■ Exercise requirements
The entries are to be returned exactly, with images left out.

**** Stored data

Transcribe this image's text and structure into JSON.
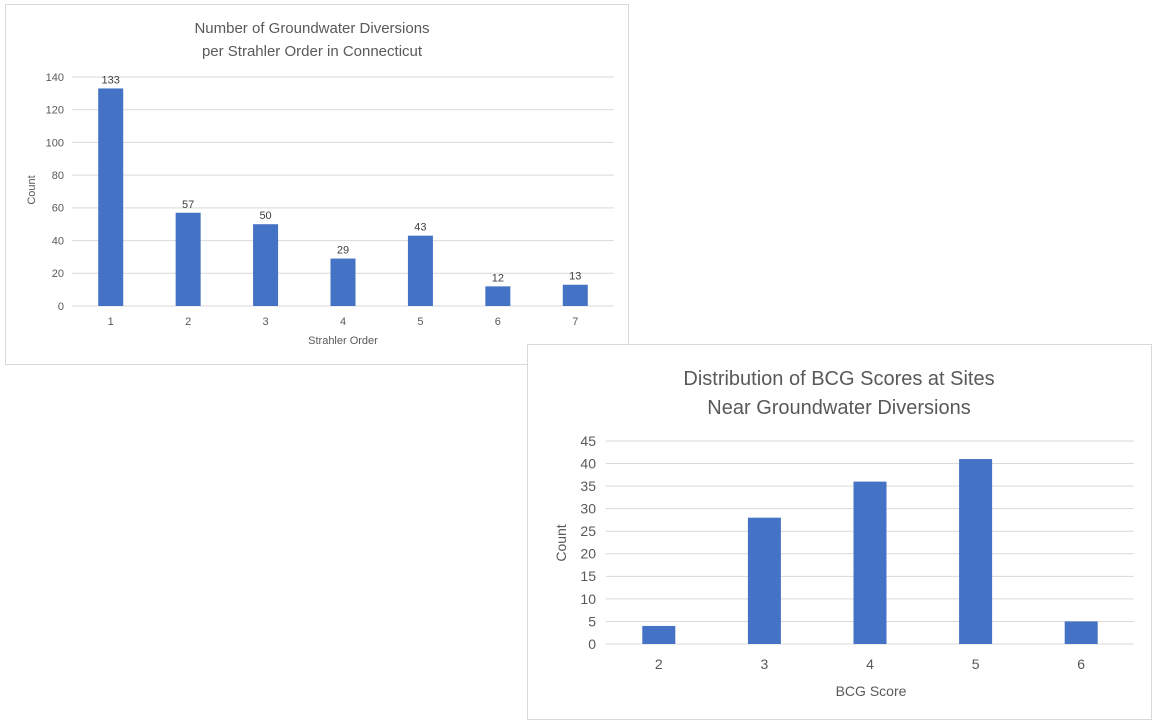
{
  "chart_data": [
    {
      "type": "bar",
      "title_lines": [
        "Number of Groundwater Diversions",
        "per Strahler Order in Connecticut"
      ],
      "xlabel": "Strahler Order",
      "ylabel": "Count",
      "categories": [
        "1",
        "2",
        "3",
        "4",
        "5",
        "6",
        "7"
      ],
      "values": [
        133,
        57,
        50,
        29,
        43,
        12,
        13
      ],
      "data_labels": [
        "133",
        "57",
        "50",
        "29",
        "43",
        "12",
        "13"
      ],
      "ylim": [
        0,
        140
      ],
      "yticks": [
        0,
        20,
        40,
        60,
        80,
        100,
        120,
        140
      ],
      "grid": true,
      "legend": "none",
      "bar_color": "#4472C4",
      "grid_color": "#d9d9d9"
    },
    {
      "type": "bar",
      "title_lines": [
        "Distribution of BCG Scores at Sites",
        "Near Groundwater Diversions"
      ],
      "xlabel": "BCG Score",
      "ylabel": "Count",
      "categories": [
        "2",
        "3",
        "4",
        "5",
        "6"
      ],
      "values": [
        4,
        28,
        36,
        41,
        5
      ],
      "ylim": [
        0,
        45
      ],
      "yticks": [
        0,
        5,
        10,
        15,
        20,
        25,
        30,
        35,
        40,
        45
      ],
      "grid": true,
      "legend": "none",
      "bar_color": "#4472C4",
      "grid_color": "#d9d9d9"
    }
  ]
}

********

■ Exercise output
Transcribe this image's text and structure into JSON.
{
  "chart_data": [
    {
      "type": "bar",
      "title_lines": [
        "Number of Groundwater Diversions",
        "per Strahler Order in Connecticut"
      ],
      "xlabel": "Strahler Order",
      "ylabel": "Count",
      "categories": [
        "1",
        "2",
        "3",
        "4",
        "5",
        "6",
        "7"
      ],
      "values": [
        133,
        57,
        50,
        29,
        43,
        12,
        13
      ],
      "data_labels": [
        "133",
        "57",
        "50",
        "29",
        "43",
        "12",
        "13"
      ],
      "ylim": [
        0,
        140
      ],
      "yticks": [
        0,
        20,
        40,
        60,
        80,
        100,
        120,
        140
      ],
      "grid": true,
      "legend": "none",
      "bar_color": "#4472C4",
      "grid_color": "#d9d9d9"
    },
    {
      "type": "bar",
      "title_lines": [
        "Distribution of BCG Scores at Sites",
        "Near Groundwater Diversions"
      ],
      "xlabel": "BCG Score",
      "ylabel": "Count",
      "categories": [
        "2",
        "3",
        "4",
        "5",
        "6"
      ],
      "values": [
        4,
        28,
        36,
        41,
        5
      ],
      "ylim": [
        0,
        45
      ],
      "yticks": [
        0,
        5,
        10,
        15,
        20,
        25,
        30,
        35,
        40,
        45
      ],
      "grid": true,
      "legend": "none",
      "bar_color": "#4472C4",
      "grid_color": "#d9d9d9"
    }
  ]
}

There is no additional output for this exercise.